**Excerpted data:**
● ● ● ●
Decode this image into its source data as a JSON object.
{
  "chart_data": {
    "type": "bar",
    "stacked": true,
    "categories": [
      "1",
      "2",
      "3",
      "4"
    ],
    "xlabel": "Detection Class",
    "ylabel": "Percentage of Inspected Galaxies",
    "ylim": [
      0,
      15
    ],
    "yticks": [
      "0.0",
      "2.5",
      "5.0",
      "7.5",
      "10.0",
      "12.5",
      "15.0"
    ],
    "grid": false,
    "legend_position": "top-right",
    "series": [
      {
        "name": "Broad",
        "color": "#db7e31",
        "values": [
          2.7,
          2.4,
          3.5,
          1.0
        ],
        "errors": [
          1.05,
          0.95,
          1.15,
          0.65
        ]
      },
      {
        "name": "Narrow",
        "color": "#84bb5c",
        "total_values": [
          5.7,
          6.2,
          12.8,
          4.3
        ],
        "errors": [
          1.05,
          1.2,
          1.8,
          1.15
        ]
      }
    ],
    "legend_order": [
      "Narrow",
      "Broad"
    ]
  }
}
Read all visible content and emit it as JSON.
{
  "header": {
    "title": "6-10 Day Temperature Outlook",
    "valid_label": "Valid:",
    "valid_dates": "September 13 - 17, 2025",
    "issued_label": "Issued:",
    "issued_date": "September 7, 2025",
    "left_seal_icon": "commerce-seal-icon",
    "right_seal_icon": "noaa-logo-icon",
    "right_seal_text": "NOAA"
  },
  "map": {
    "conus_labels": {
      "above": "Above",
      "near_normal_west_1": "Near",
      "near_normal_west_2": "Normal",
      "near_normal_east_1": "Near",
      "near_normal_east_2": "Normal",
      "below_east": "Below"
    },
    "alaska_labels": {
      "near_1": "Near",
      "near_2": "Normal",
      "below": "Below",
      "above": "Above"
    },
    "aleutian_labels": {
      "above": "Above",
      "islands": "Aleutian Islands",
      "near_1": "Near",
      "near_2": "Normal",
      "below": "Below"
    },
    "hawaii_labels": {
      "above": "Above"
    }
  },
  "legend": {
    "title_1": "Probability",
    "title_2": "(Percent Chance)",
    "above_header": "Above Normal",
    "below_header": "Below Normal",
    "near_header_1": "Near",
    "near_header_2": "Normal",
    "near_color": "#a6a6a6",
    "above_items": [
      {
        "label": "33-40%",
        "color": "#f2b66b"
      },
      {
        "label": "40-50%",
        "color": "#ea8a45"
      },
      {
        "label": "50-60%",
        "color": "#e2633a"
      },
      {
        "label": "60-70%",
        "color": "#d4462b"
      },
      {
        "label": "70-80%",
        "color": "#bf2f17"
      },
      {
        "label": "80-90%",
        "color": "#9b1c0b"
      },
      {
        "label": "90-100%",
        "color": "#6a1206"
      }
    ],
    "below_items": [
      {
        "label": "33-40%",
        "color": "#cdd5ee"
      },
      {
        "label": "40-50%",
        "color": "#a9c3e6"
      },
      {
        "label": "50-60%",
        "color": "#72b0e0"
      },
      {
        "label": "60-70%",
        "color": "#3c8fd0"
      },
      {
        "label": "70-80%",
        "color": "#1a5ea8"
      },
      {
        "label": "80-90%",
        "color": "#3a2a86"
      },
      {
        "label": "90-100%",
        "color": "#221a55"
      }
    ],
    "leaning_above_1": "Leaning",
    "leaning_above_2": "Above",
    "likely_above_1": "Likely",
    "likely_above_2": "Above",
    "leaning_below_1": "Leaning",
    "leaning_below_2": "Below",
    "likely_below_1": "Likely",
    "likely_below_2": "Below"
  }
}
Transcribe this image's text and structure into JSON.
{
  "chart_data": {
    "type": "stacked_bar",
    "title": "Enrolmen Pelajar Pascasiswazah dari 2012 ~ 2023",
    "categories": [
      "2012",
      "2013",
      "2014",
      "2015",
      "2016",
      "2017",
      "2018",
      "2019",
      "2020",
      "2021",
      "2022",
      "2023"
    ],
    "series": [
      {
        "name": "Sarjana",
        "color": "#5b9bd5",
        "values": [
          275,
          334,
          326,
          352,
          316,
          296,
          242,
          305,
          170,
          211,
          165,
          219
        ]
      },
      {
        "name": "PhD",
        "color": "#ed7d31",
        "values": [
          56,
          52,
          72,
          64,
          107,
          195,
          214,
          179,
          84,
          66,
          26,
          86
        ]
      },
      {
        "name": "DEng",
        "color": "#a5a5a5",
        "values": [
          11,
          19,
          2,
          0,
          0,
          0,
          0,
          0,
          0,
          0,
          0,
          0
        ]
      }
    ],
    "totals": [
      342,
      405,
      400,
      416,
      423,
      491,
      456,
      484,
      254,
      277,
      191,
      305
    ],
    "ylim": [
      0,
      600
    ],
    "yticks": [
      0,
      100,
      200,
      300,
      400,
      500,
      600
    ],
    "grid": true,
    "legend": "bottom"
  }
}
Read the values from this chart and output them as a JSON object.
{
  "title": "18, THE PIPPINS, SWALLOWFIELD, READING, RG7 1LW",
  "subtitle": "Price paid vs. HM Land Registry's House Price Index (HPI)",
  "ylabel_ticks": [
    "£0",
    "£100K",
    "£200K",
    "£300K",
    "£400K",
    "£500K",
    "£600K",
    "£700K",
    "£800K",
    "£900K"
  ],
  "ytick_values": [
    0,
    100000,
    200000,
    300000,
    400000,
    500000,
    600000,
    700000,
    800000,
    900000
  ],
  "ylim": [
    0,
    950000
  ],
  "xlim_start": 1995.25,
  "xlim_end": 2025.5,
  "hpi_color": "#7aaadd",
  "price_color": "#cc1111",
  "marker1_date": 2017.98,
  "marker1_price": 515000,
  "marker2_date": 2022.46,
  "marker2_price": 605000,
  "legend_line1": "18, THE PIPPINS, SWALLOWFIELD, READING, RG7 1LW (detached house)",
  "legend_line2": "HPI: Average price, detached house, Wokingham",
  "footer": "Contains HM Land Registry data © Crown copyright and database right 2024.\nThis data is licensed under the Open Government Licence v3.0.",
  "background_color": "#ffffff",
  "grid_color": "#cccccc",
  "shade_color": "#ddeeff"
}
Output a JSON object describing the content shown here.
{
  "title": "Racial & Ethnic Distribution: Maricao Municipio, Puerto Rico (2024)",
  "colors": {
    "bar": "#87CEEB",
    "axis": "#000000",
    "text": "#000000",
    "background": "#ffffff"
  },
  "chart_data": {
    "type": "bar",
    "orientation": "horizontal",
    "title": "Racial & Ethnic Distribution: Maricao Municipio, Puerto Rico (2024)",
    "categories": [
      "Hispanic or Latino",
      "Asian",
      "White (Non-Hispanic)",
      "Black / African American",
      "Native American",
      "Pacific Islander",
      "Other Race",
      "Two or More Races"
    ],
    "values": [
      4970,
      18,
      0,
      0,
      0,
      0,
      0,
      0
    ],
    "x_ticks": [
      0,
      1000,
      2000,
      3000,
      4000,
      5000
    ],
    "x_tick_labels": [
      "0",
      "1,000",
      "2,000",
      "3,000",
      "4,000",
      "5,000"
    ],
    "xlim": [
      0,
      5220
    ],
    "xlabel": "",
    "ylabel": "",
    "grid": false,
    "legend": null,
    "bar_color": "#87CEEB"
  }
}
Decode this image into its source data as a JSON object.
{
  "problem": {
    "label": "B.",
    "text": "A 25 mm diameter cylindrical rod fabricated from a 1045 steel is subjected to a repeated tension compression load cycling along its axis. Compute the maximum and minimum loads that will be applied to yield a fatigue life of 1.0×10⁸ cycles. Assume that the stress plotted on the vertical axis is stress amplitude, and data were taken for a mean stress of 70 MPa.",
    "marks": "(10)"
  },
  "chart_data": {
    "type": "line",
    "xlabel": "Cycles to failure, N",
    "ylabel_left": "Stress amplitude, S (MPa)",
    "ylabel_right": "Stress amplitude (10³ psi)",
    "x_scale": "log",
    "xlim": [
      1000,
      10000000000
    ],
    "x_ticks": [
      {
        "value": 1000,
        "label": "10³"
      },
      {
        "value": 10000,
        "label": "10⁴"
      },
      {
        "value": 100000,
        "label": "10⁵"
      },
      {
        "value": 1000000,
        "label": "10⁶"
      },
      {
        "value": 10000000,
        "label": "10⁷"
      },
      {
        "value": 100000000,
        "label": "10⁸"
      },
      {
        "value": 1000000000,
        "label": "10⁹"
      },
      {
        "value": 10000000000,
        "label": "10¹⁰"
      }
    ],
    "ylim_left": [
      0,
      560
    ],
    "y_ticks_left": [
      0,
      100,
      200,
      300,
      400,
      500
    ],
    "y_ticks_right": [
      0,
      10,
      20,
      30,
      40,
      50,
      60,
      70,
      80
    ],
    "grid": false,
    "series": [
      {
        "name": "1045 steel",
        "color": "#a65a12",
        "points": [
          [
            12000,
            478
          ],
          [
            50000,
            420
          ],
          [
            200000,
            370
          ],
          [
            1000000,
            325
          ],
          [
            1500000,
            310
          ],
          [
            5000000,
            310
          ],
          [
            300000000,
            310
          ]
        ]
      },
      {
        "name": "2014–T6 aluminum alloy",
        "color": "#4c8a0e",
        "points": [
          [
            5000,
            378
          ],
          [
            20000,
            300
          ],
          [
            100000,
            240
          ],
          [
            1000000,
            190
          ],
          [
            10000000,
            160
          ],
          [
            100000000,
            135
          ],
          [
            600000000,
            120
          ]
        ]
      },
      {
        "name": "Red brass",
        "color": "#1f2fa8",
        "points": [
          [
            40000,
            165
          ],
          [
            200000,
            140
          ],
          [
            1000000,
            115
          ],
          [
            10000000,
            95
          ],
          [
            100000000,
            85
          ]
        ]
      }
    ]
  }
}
● ● ● ●
**Work required:**
Search the entries for the word "Hispanic" and pick out every line that holds it.

**Task solution:**
      "Hispanic or Latino",
      "White (Non-Hispanic)",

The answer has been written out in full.